__Exercise requirements__: Identify and pull out each line of the entries in which "type" occurs.

__Given data__:
-*-
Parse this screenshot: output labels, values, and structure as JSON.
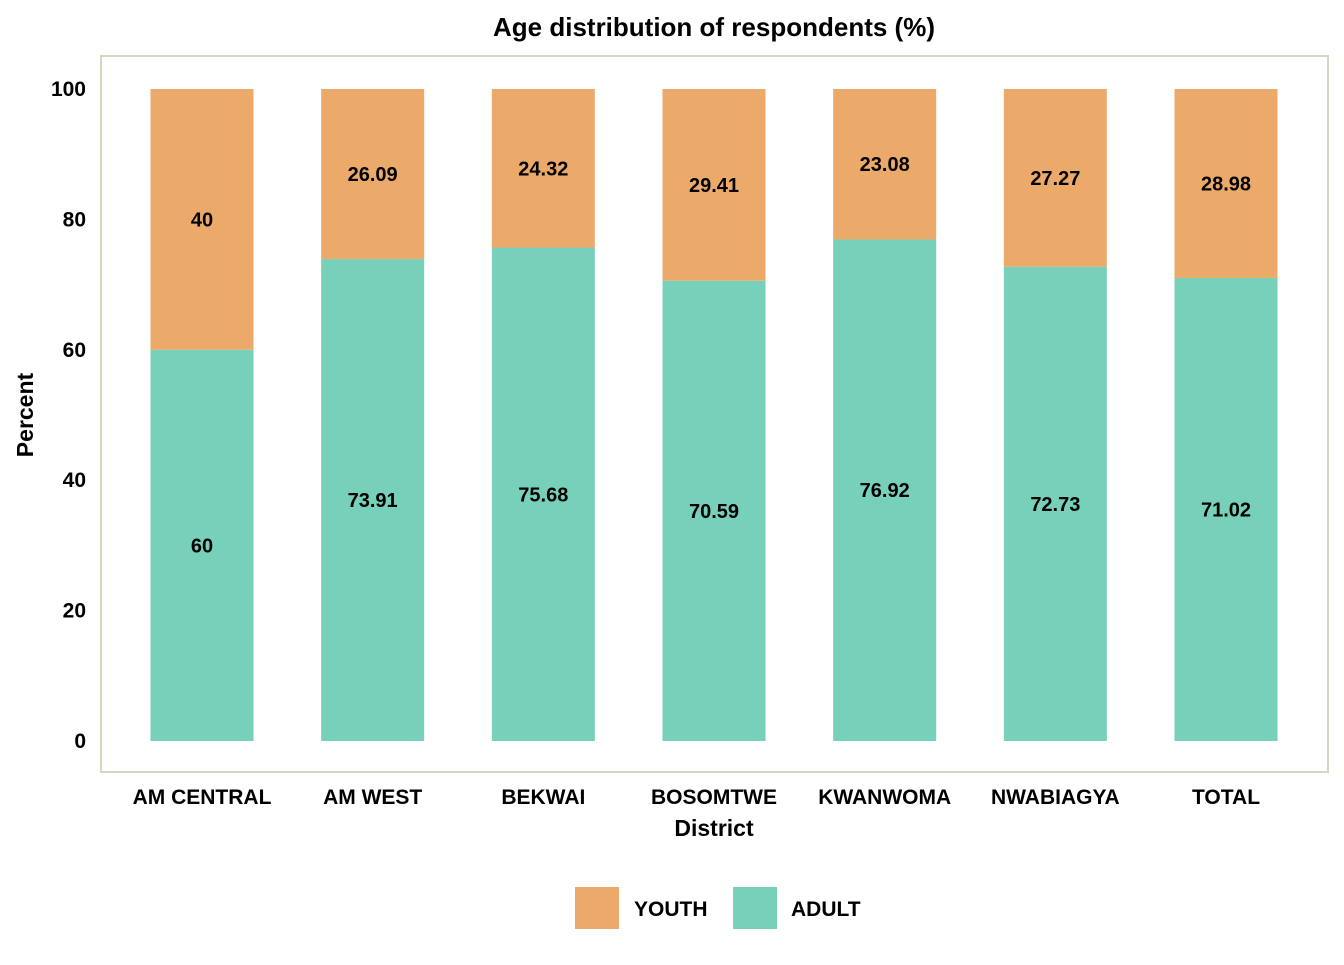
{
  "chart_data": {
    "type": "bar",
    "stacked": true,
    "title": "Age distribution of respondents (%)",
    "xlabel": "District",
    "ylabel": "Percent",
    "ylim": [
      0,
      100
    ],
    "yticks": [
      0,
      20,
      40,
      60,
      80,
      100
    ],
    "grid": false,
    "legend_position": "bottom",
    "categories": [
      "AM CENTRAL",
      "AM WEST",
      "BEKWAI",
      "BOSOMTWE",
      "KWANWOMA",
      "NWABIAGYA",
      "TOTAL"
    ],
    "series": [
      {
        "name": "ADULT",
        "color": "#76d0ba",
        "values": [
          60,
          73.91,
          75.68,
          70.59,
          76.92,
          72.73,
          71.02
        ]
      },
      {
        "name": "YOUTH",
        "color": "#eba96a",
        "values": [
          40,
          26.09,
          24.32,
          29.41,
          23.08,
          27.27,
          28.98
        ]
      }
    ],
    "data_labels": [
      [
        "60",
        "73.91",
        "75.68",
        "70.59",
        "76.92",
        "72.73",
        "71.02"
      ],
      [
        "40",
        "26.09",
        "24.32",
        "29.41",
        "23.08",
        "27.27",
        "28.98"
      ]
    ],
    "legend_order": [
      "YOUTH",
      "ADULT"
    ],
    "frame_color": "#d6d6c2"
  }
}
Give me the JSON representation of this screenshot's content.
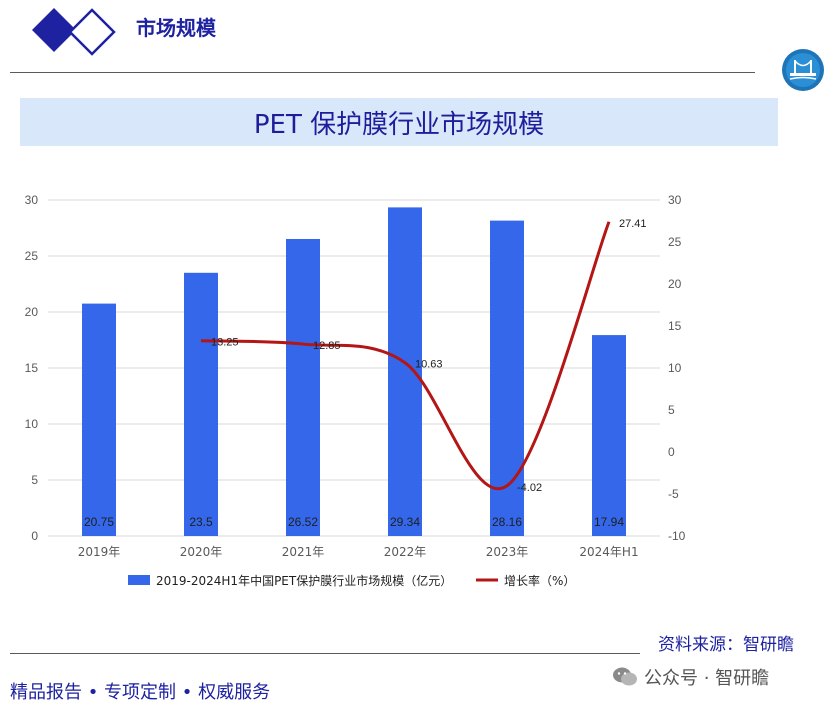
{
  "header": {
    "title": "市场规模"
  },
  "chart_title": "PET 保护膜行业市场规模",
  "colors": {
    "bar": "#3567ea",
    "line": "#b41515",
    "header_text": "#1e22a0",
    "title_band": "#d9e7fb"
  },
  "icons": {
    "logo": "double-diamond-logo-icon",
    "emblem": "bridge-emblem-icon",
    "wechat": "wechat-icon"
  },
  "chart_data": {
    "type": "bar+line",
    "title": "PET 保护膜行业市场规模",
    "categories": [
      "2019年",
      "2020年",
      "2021年",
      "2022年",
      "2023年",
      "2024年H1"
    ],
    "series": [
      {
        "name": "2019-2024H1年中国PET保护膜行业市场规模（亿元）",
        "type": "bar",
        "axis": "left",
        "values": [
          20.75,
          23.5,
          26.52,
          29.34,
          28.16,
          17.94
        ],
        "labels": [
          "20.75",
          "23.5",
          "26.52",
          "29.34",
          "28.16",
          "17.94"
        ]
      },
      {
        "name": "增长率（%）",
        "type": "line",
        "axis": "right",
        "values": [
          null,
          13.25,
          12.85,
          10.63,
          -4.02,
          27.41
        ],
        "labels": [
          "",
          "13.25",
          "12.85",
          "10.63",
          "-4.02",
          "27.41"
        ]
      }
    ],
    "y_left": {
      "min": 0,
      "max": 30,
      "ticks": [
        "0",
        "5",
        "10",
        "15",
        "20",
        "25",
        "30"
      ]
    },
    "y_right": {
      "min": -10,
      "max": 30,
      "ticks": [
        "-10",
        "-5",
        "0",
        "5",
        "10",
        "15",
        "20",
        "25",
        "30"
      ]
    },
    "grid": true,
    "legend_position": "bottom"
  },
  "footer": {
    "source": "资料来源：智研瞻",
    "tagline": "精品报告 • 专项定制 • 权威服务",
    "wechat_label": "公众号 · 智研瞻"
  }
}
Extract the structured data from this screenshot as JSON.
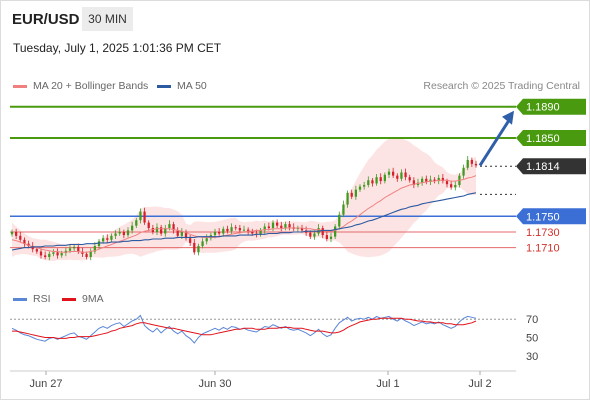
-*-
__Worked solution__:
    "type": "bar",
    "type": "bar+line",
        "type": "bar",
        "type": "line",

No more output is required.